* TASK REQUIREMENTS
Collect all lines below with the string "JSON".

* SUPPLIED DATA
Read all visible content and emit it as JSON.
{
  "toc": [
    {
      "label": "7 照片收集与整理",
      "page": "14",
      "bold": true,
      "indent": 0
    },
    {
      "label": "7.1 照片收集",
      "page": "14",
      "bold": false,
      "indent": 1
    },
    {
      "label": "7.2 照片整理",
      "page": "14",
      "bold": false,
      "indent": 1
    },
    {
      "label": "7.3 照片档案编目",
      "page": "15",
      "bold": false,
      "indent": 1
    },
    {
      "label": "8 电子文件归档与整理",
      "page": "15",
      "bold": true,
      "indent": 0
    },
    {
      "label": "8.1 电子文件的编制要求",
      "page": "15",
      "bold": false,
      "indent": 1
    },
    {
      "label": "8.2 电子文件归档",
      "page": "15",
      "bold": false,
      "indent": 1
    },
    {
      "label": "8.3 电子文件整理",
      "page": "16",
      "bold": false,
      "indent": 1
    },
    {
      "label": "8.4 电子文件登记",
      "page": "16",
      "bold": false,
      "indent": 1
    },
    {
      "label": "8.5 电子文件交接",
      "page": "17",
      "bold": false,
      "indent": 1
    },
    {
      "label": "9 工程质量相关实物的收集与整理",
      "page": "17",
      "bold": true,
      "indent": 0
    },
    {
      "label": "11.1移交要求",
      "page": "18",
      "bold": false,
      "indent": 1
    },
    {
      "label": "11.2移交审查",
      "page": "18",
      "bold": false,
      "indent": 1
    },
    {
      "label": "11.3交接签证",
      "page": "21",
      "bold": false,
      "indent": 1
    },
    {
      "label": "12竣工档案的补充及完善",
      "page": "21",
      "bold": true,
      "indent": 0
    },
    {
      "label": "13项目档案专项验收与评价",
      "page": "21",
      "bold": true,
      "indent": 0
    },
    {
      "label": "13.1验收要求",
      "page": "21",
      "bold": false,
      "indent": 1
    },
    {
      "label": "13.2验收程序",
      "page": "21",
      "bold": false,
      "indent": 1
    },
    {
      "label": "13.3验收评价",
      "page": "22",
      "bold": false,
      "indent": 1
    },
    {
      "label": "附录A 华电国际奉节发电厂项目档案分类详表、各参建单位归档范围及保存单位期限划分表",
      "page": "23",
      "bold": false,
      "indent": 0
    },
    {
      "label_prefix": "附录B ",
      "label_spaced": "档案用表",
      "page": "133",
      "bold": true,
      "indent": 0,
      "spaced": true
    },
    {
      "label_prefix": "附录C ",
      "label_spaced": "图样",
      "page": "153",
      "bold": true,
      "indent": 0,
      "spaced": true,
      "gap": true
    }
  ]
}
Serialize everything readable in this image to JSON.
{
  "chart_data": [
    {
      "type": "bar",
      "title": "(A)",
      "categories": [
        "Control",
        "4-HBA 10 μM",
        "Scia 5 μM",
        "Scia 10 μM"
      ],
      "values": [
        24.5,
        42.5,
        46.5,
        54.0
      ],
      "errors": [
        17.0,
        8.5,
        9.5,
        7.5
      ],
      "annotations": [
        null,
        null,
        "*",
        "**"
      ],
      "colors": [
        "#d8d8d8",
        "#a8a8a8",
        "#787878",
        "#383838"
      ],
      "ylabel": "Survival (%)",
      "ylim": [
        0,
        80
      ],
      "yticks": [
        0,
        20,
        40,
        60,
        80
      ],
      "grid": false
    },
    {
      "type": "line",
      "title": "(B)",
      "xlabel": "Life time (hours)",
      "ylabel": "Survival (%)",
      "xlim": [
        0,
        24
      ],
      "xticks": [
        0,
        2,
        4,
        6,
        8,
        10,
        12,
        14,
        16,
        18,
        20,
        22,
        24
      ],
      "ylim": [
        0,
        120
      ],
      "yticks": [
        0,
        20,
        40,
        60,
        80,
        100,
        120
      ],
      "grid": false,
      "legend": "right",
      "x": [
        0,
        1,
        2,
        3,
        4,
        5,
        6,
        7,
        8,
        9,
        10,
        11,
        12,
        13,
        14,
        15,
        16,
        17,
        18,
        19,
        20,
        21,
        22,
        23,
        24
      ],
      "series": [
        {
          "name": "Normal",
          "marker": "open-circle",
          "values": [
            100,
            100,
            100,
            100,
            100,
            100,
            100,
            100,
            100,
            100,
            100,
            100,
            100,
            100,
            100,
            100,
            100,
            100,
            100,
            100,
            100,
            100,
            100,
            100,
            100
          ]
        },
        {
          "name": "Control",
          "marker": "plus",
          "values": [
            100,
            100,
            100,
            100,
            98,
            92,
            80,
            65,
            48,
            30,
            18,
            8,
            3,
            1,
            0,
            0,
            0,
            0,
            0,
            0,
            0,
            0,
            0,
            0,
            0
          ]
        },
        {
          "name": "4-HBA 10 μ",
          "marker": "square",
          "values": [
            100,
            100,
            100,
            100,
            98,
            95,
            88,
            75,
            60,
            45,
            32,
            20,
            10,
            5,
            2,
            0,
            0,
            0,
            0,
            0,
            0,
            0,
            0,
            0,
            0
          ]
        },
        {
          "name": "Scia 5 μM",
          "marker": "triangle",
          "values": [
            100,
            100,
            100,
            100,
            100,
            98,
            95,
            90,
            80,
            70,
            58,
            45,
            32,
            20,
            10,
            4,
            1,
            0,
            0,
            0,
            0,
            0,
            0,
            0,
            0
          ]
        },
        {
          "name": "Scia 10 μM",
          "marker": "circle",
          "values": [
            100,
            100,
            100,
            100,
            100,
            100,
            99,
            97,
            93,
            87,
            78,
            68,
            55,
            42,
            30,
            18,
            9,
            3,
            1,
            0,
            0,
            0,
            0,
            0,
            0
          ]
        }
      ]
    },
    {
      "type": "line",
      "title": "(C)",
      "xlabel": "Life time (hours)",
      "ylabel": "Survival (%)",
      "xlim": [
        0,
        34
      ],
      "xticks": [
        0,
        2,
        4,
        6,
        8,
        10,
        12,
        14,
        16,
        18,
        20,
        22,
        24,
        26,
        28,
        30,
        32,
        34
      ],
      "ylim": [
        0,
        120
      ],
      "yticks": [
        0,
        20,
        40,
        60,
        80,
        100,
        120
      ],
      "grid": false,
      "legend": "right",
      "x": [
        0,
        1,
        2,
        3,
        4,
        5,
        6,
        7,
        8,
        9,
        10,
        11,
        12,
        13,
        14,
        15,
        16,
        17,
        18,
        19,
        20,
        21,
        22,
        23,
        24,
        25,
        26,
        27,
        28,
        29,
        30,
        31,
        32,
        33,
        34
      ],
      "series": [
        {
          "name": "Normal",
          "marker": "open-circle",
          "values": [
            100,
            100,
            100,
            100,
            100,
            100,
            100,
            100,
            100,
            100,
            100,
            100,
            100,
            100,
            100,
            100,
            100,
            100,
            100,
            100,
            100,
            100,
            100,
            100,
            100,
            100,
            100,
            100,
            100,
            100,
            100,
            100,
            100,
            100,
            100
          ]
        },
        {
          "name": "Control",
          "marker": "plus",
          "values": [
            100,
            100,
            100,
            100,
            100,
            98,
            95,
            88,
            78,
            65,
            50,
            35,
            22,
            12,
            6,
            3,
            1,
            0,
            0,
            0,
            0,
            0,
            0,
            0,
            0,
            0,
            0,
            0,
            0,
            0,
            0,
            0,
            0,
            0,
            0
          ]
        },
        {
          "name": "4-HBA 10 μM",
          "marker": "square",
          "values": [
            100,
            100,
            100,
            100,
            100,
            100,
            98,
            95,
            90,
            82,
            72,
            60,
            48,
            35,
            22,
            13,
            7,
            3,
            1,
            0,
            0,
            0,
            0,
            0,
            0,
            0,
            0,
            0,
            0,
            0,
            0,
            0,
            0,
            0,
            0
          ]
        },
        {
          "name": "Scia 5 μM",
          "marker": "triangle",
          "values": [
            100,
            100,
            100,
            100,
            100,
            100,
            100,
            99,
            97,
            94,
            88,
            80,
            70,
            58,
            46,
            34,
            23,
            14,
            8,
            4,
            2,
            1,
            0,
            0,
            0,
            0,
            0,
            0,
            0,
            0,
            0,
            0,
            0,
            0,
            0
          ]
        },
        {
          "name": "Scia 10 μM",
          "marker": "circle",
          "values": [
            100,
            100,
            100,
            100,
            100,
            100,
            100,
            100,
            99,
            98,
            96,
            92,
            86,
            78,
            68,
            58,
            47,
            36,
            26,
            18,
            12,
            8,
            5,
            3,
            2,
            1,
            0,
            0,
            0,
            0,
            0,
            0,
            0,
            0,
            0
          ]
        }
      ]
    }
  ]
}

* EXPECTED ANSWER
Read all visible content and emit it as JSON.
Serialize everything readable in this image to JSON.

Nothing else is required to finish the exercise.